======== Listing
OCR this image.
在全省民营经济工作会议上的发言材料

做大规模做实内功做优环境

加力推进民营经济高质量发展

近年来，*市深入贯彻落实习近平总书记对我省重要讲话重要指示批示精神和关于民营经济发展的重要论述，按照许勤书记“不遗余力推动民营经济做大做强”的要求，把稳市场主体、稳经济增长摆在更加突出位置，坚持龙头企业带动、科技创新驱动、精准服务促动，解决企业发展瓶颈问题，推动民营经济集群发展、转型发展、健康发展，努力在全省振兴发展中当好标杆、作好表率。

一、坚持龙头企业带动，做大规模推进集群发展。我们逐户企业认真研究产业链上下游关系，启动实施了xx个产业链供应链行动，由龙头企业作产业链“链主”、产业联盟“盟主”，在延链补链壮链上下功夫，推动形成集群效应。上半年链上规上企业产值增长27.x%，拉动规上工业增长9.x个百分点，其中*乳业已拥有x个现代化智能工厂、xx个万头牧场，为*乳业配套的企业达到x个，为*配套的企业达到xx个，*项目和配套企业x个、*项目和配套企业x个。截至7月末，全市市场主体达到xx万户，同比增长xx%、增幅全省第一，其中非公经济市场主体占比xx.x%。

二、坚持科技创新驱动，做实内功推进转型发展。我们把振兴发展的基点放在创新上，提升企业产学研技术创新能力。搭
================
======== Listing
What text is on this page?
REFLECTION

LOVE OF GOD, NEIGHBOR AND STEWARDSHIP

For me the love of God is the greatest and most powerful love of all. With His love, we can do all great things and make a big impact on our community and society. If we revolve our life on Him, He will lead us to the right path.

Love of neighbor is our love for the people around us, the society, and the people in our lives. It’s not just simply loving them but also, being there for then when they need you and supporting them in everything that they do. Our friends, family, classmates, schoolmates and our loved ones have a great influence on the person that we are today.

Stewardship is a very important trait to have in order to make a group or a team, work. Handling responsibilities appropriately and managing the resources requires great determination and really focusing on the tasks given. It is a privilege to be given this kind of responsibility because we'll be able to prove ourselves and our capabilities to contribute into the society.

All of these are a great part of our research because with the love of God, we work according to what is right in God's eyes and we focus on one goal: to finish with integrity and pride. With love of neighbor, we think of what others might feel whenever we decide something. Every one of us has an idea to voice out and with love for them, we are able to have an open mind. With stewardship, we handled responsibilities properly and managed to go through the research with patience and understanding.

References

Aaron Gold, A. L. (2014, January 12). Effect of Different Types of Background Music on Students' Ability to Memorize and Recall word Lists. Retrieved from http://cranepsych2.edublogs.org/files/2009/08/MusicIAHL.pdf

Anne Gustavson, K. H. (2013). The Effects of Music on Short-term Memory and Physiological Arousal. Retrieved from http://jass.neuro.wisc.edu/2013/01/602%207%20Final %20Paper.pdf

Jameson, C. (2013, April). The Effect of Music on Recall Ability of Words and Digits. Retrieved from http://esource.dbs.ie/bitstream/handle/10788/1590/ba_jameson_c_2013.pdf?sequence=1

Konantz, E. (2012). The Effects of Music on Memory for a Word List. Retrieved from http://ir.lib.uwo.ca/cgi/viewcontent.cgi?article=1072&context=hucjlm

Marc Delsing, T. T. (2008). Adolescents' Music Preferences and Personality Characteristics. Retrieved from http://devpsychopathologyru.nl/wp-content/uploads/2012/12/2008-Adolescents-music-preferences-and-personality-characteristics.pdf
================
Problem requirements: Write out each line of the data that holds the string "Memory".

The completed task:
Anne Gustavson, K. H. (2013). The Effects of Music on Short-term Memory and Physiological Arousal. Retrieved from http://jass.neuro.wisc.edu/2013/01/602%207%20Final %20Paper.pdf
Konantz, E. (2012). The Effects of Music on Memory for a Word List. Retrieved from http://ir.lib.uwo.ca/cgi/viewcontent.cgi?article=1072&context=hucjlm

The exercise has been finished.